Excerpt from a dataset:
** begin **

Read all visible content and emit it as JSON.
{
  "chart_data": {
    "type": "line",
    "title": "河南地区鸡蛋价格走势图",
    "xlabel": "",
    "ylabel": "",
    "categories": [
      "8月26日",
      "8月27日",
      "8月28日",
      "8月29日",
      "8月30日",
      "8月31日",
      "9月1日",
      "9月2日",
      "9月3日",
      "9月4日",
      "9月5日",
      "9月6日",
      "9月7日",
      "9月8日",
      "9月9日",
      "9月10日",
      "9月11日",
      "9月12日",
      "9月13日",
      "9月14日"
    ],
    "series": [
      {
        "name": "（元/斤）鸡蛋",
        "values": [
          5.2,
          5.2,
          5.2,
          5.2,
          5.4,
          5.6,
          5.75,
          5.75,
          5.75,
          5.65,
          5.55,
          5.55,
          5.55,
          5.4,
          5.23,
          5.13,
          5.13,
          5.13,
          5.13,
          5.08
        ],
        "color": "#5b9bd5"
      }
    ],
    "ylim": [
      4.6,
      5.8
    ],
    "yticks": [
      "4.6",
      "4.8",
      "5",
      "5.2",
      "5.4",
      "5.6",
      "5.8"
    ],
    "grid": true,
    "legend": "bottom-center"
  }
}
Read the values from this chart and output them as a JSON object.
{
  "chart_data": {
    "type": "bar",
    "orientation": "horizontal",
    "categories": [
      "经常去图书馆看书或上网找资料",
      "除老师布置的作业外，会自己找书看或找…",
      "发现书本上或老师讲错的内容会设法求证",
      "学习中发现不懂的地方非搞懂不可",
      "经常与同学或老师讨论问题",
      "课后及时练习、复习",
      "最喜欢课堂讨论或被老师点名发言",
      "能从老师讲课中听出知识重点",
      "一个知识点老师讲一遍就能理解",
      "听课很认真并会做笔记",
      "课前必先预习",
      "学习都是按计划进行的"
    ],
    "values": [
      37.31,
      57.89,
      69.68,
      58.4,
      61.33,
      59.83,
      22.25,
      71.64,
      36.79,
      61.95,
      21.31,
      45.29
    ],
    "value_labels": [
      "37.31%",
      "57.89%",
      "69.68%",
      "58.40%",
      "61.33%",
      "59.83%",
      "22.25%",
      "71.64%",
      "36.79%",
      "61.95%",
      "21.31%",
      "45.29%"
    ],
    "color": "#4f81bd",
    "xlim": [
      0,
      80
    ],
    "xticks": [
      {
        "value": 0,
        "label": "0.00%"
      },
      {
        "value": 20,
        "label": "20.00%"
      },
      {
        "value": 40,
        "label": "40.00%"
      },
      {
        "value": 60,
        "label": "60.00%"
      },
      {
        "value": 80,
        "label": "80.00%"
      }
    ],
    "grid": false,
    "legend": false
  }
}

** end **

Work to complete: From the data above, extract every line in its exact form.

Complete output:
Read all visible content and emit it as JSON.
{
  "chart_data": {
    "type": "line",
    "title": "河南地区鸡蛋价格走势图",
    "xlabel": "",
    "ylabel": "",
    "categories": [
      "8月26日",
      "8月27日",
      "8月28日",
      "8月29日",
      "8月30日",
      "8月31日",
      "9月1日",
      "9月2日",
      "9月3日",
      "9月4日",
      "9月5日",
      "9月6日",
      "9月7日",
      "9月8日",
      "9月9日",
      "9月10日",
      "9月11日",
      "9月12日",
      "9月13日",
      "9月14日"
    ],
    "series": [
      {
        "name": "（元/斤）鸡蛋",
        "values": [
          5.2,
          5.2,
          5.2,
          5.2,
          5.4,
          5.6,
          5.75,
          5.75,
          5.75,
          5.65,
          5.55,
          5.55,
          5.55,
          5.4,
          5.23,
          5.13,
          5.13,
          5.13,
          5.13,
          5.08
        ],
        "color": "#5b9bd5"
      }
    ],
    "ylim": [
      4.6,
      5.8
    ],
    "yticks": [
      "4.6",
      "4.8",
      "5",
      "5.2",
      "5.4",
      "5.6",
      "5.8"
    ],
    "grid": true,
    "legend": "bottom-center"
  }
}
Read the values from this chart and output them as a JSON object.
{
  "chart_data": {
    "type": "bar",
    "orientation": "horizontal",
    "categories": [
      "经常去图书馆看书或上网找资料",
      "除老师布置的作业外，会自己找书看或找…",
      "发现书本上或老师讲错的内容会设法求证",
      "学习中发现不懂的地方非搞懂不可",
      "经常与同学或老师讨论问题",
      "课后及时练习、复习",
      "最喜欢课堂讨论或被老师点名发言",
      "能从老师讲课中听出知识重点",
      "一个知识点老师讲一遍就能理解",
      "听课很认真并会做笔记",
      "课前必先预习",
      "学习都是按计划进行的"
    ],
    "values": [
      37.31,
      57.89,
      69.68,
      58.4,
      61.33,
      59.83,
      22.25,
      71.64,
      36.79,
      61.95,
      21.31,
      45.29
    ],
    "value_labels": [
      "37.31%",
      "57.89%",
      "69.68%",
      "58.40%",
      "61.33%",
      "59.83%",
      "22.25%",
      "71.64%",
      "36.79%",
      "61.95%",
      "21.31%",
      "45.29%"
    ],
    "color": "#4f81bd",
    "xlim": [
      0,
      80
    ],
    "xticks": [
      {
        "value": 0,
        "label": "0.00%"
      },
      {
        "value": 20,
        "label": "20.00%"
      },
      {
        "value": 40,
        "label": "40.00%"
      },
      {
        "value": 60,
        "label": "60.00%"
      },
      {
        "value": 80,
        "label": "80.00%"
      }
    ],
    "grid": false,
    "legend": false
  }
}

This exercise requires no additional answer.